- Given data
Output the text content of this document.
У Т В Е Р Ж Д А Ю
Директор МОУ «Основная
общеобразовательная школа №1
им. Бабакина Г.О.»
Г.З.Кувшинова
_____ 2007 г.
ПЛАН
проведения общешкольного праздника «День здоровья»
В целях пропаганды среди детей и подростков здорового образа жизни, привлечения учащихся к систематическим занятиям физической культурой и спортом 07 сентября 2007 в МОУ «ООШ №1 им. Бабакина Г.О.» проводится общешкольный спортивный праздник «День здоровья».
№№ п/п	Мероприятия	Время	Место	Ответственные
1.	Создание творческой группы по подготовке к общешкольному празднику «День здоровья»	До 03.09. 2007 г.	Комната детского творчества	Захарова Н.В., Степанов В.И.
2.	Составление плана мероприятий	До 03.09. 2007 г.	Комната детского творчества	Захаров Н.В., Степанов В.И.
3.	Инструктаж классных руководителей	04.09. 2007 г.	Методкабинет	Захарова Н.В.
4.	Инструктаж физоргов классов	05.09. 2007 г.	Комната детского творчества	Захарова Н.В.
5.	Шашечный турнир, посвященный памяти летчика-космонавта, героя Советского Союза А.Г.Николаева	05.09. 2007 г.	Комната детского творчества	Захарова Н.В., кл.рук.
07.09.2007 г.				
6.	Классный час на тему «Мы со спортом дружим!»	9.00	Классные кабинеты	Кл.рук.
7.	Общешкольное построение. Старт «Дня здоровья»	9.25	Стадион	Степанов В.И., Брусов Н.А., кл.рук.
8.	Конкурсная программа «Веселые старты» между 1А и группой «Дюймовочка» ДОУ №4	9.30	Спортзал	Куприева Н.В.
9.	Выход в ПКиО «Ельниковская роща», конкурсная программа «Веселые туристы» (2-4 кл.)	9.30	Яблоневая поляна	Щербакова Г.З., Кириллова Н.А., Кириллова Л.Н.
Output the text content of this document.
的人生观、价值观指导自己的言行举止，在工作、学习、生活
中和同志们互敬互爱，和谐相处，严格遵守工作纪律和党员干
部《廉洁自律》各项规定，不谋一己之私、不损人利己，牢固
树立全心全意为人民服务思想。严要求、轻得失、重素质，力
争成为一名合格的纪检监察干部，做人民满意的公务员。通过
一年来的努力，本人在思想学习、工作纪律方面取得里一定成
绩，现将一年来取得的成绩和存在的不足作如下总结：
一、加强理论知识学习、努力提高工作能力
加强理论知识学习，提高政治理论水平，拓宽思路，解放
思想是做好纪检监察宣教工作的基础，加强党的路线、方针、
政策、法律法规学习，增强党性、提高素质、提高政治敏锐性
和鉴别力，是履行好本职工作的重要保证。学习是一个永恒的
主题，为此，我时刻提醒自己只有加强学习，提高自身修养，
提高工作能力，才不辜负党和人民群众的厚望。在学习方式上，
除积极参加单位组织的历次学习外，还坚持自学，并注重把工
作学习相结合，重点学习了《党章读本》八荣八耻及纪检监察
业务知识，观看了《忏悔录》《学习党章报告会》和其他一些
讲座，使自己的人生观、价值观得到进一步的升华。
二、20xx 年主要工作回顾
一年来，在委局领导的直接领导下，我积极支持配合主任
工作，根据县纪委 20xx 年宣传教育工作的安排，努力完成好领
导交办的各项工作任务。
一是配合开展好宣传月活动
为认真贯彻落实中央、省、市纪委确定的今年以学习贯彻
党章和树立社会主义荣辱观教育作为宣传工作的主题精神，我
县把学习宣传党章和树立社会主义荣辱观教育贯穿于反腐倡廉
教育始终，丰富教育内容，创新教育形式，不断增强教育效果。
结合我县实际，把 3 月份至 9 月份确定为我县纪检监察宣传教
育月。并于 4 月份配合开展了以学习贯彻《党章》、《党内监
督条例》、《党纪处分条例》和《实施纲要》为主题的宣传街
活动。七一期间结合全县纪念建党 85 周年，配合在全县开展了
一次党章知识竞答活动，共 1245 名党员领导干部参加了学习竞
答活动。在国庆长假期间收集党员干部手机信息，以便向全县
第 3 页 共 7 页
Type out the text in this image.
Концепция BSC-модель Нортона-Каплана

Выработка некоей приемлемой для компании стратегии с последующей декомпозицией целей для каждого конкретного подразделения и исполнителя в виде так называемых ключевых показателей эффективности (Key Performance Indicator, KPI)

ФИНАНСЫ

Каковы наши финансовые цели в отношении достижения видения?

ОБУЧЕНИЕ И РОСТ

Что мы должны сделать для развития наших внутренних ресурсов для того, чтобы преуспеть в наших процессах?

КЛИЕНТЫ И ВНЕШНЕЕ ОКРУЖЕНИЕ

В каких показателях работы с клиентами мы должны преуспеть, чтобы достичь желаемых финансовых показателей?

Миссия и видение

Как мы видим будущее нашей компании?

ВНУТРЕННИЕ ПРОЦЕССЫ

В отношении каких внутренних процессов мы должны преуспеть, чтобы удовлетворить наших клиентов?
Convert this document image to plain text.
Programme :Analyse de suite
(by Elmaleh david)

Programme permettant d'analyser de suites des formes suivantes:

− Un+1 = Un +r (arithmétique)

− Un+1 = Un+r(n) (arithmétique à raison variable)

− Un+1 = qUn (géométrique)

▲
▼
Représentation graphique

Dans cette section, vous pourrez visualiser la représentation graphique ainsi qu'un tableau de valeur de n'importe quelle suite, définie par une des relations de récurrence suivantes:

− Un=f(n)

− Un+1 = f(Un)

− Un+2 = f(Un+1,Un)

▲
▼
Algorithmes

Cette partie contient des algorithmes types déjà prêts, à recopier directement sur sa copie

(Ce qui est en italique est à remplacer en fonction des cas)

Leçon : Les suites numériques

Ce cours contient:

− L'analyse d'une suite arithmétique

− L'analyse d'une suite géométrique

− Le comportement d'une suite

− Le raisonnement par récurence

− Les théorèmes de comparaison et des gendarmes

- What to work on
Output all of the data again. Match it exactly.

- In response
Output the text content of this document.
У Т В Е Р Ж Д А Ю
Директор МОУ «Основная
общеобразовательная школа №1
им. Бабакина Г.О.»
Г.З.Кувшинова
_____ 2007 г.
ПЛАН
проведения общешкольного праздника «День здоровья»
В целях пропаганды среди детей и подростков здорового образа жизни, привлечения учащихся к систематическим занятиям физической культурой и спортом 07 сентября 2007 в МОУ «ООШ №1 им. Бабакина Г.О.» проводится общешкольный спортивный праздник «День здоровья».
№№ п/п	Мероприятия	Время	Место	Ответственные
1.	Создание творческой группы по подготовке к общешкольному празднику «День здоровья»	До 03.09. 2007 г.	Комната детского творчества	Захарова Н.В., Степанов В.И.
2.	Составление плана мероприятий	До 03.09. 2007 г.	Комната детского творчества	Захаров Н.В., Степанов В.И.
3.	Инструктаж классных руководителей	04.09. 2007 г.	Методкабинет	Захарова Н.В.
4.	Инструктаж физоргов классов	05.09. 2007 г.	Комната детского творчества	Захарова Н.В.
5.	Шашечный турнир, посвященный памяти летчика-космонавта, героя Советского Союза А.Г.Николаева	05.09. 2007 г.	Комната детского творчества	Захарова Н.В., кл.рук.
07.09.2007 г.				
6.	Классный час на тему «Мы со спортом дружим!»	9.00	Классные кабинеты	Кл.рук.
7.	Общешкольное построение. Старт «Дня здоровья»	9.25	Стадион	Степанов В.И., Брусов Н.А., кл.рук.
8.	Конкурсная программа «Веселые старты» между 1А и группой «Дюймовочка» ДОУ №4	9.30	Спортзал	Куприева Н.В.
9.	Выход в ПКиО «Ельниковская роща», конкурсная программа «Веселые туристы» (2-4 кл.)	9.30	Яблоневая поляна	Щербакова Г.З., Кириллова Н.А., Кириллова Л.Н.
Output the text content of this document.
的人生观、价值观指导自己的言行举止，在工作、学习、生活
中和同志们互敬互爱，和谐相处，严格遵守工作纪律和党员干
部《廉洁自律》各项规定，不谋一己之私、不损人利己，牢固
树立全心全意为人民服务思想。严要求、轻得失、重素质，力
争成为一名合格的纪检监察干部，做人民满意的公务员。通过
一年来的努力，本人在思想学习、工作纪律方面取得里一定成
绩，现将一年来取得的成绩和存在的不足作如下总结：
一、加强理论知识学习、努力提高工作能力
加强理论知识学习，提高政治理论水平，拓宽思路，解放
思想是做好纪检监察宣教工作的基础，加强党的路线、方针、
政策、法律法规学习，增强党性、提高素质、提高政治敏锐性
和鉴别力，是履行好本职工作的重要保证。学习是一个永恒的
主题，为此，我时刻提醒自己只有加强学习，提高自身修养，
提高工作能力，才不辜负党和人民群众的厚望。在学习方式上，
除积极参加单位组织的历次学习外，还坚持自学，并注重把工
作学习相结合，重点学习了《党章读本》八荣八耻及纪检监察
业务知识，观看了《忏悔录》《学习党章报告会》和其他一些
讲座，使自己的人生观、价值观得到进一步的升华。
二、20xx 年主要工作回顾
一年来，在委局领导的直接领导下，我积极支持配合主任
工作，根据县纪委 20xx 年宣传教育工作的安排，努力完成好领
导交办的各项工作任务。
一是配合开展好宣传月活动
为认真贯彻落实中央、省、市纪委确定的今年以学习贯彻
党章和树立社会主义荣辱观教育作为宣传工作的主题精神，我
县把学习宣传党章和树立社会主义荣辱观教育贯穿于反腐倡廉
教育始终，丰富教育内容，创新教育形式，不断增强教育效果。
结合我县实际，把 3 月份至 9 月份确定为我县纪检监察宣传教
育月。并于 4 月份配合开展了以学习贯彻《党章》、《党内监
督条例》、《党纪处分条例》和《实施纲要》为主题的宣传街
活动。七一期间结合全县纪念建党 85 周年，配合在全县开展了
一次党章知识竞答活动，共 1245 名党员领导干部参加了学习竞
答活动。在国庆长假期间收集党员干部手机信息，以便向全县
第 3 页 共 7 页
Type out the text in this image.
Концепция BSC-модель Нортона-Каплана

Выработка некоей приемлемой для компании стратегии с последующей декомпозицией целей для каждого конкретного подразделения и исполнителя в виде так называемых ключевых показателей эффективности (Key Performance Indicator, KPI)

ФИНАНСЫ

Каковы наши финансовые цели в отношении достижения видения?

ОБУЧЕНИЕ И РОСТ

Что мы должны сделать для развития наших внутренних ресурсов для того, чтобы преуспеть в наших процессах?

КЛИЕНТЫ И ВНЕШНЕЕ ОКРУЖЕНИЕ

В каких показателях работы с клиентами мы должны преуспеть, чтобы достичь желаемых финансовых показателей?

Миссия и видение

Как мы видим будущее нашей компании?

ВНУТРЕННИЕ ПРОЦЕССЫ

В отношении каких внутренних процессов мы должны преуспеть, чтобы удовлетворить наших клиентов?
Convert this document image to plain text.
Programme :Analyse de suite
(by Elmaleh david)

Programme permettant d'analyser de suites des formes suivantes:

− Un+1 = Un +r (arithmétique)

− Un+1 = Un+r(n) (arithmétique à raison variable)

− Un+1 = qUn (géométrique)

▲
▼
Représentation graphique

Dans cette section, vous pourrez visualiser la représentation graphique ainsi qu'un tableau de valeur de n'importe quelle suite, définie par une des relations de récurrence suivantes:

− Un=f(n)

− Un+1 = f(Un)

− Un+2 = f(Un+1,Un)

▲
▼
Algorithmes

Cette partie contient des algorithmes types déjà prêts, à recopier directement sur sa copie

(Ce qui est en italique est à remplacer en fonction des cas)

Leçon : Les suites numériques

Ce cours contient:

− L'analyse d'une suite arithmétique

− L'analyse d'une suite géométrique

− Le comportement d'une suite

− Le raisonnement par récurence

− Les théorèmes de comparaison et des gendarmes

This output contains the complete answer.